Given task :: Output the material exactly, but drop every image it holds.

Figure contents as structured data
====

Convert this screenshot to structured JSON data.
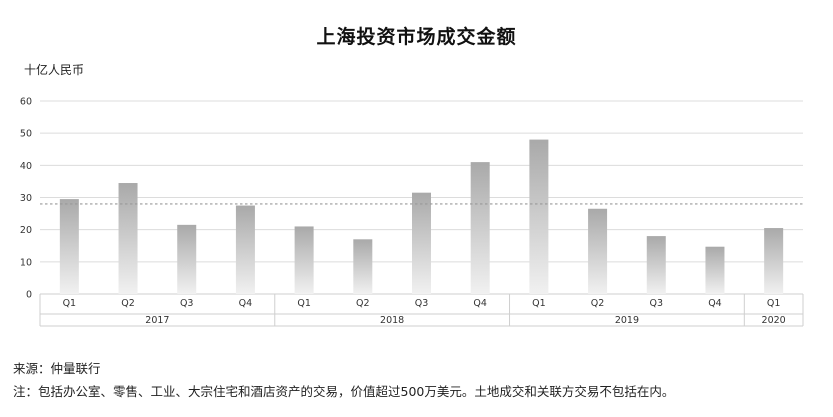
{
  "title": "上海投资市场成交金额",
  "unit": "十亿人民币",
  "source": "来源：仲量联行",
  "note": "注：包括办公室、零售、工业、大宗住宅和酒店资产的交易，价值超过500万美元。土地成交和关联方交易不包括在内。",
  "colors": {
    "bar_top": "#a9a9a9",
    "bar_bottom": "#f1f1f1",
    "grid": "#dcdcdc",
    "average_line": "#999999"
  },
  "chart_data": {
    "type": "bar",
    "title": "上海投资市场成交金额",
    "ylabel": "十亿人民币",
    "xlabel": "",
    "ylim": [
      0,
      60
    ],
    "yticks": [
      0,
      10,
      20,
      30,
      40,
      50,
      60
    ],
    "grid": true,
    "average_line": 28,
    "categories": [
      "Q1",
      "Q2",
      "Q3",
      "Q4",
      "Q1",
      "Q2",
      "Q3",
      "Q4",
      "Q1",
      "Q2",
      "Q3",
      "Q4",
      "Q1"
    ],
    "years": [
      {
        "label": "2017",
        "count": 4
      },
      {
        "label": "2018",
        "count": 4
      },
      {
        "label": "2019",
        "count": 4
      },
      {
        "label": "2020",
        "count": 1
      }
    ],
    "values": [
      29.5,
      34.5,
      21.5,
      27.5,
      21,
      17,
      31.5,
      41,
      48,
      26.5,
      18,
      14.7,
      20.5
    ]
  }
}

====

Exercise response ::
Convert this screenshot to structured JSON data.
{
  "title": "上海投资市场成交金额",
  "unit": "十亿人民币",
  "source": "来源：仲量联行",
  "note": "注：包括办公室、零售、工业、大宗住宅和酒店资产的交易，价值超过500万美元。土地成交和关联方交易不包括在内。",
  "colors": {
    "bar_top": "#a9a9a9",
    "bar_bottom": "#f1f1f1",
    "grid": "#dcdcdc",
    "average_line": "#999999"
  },
  "chart_data": {
    "type": "bar",
    "title": "上海投资市场成交金额",
    "ylabel": "十亿人民币",
    "xlabel": "",
    "ylim": [
      0,
      60
    ],
    "yticks": [
      0,
      10,
      20,
      30,
      40,
      50,
      60
    ],
    "grid": true,
    "average_line": 28,
    "categories": [
      "Q1",
      "Q2",
      "Q3",
      "Q4",
      "Q1",
      "Q2",
      "Q3",
      "Q4",
      "Q1",
      "Q2",
      "Q3",
      "Q4",
      "Q1"
    ],
    "years": [
      {
        "label": "2017",
        "count": 4
      },
      {
        "label": "2018",
        "count": 4
      },
      {
        "label": "2019",
        "count": 4
      },
      {
        "label": "2020",
        "count": 1
      }
    ],
    "values": [
      29.5,
      34.5,
      21.5,
      27.5,
      21,
      17,
      31.5,
      41,
      48,
      26.5,
      18,
      14.7,
      20.5
    ]
  }
}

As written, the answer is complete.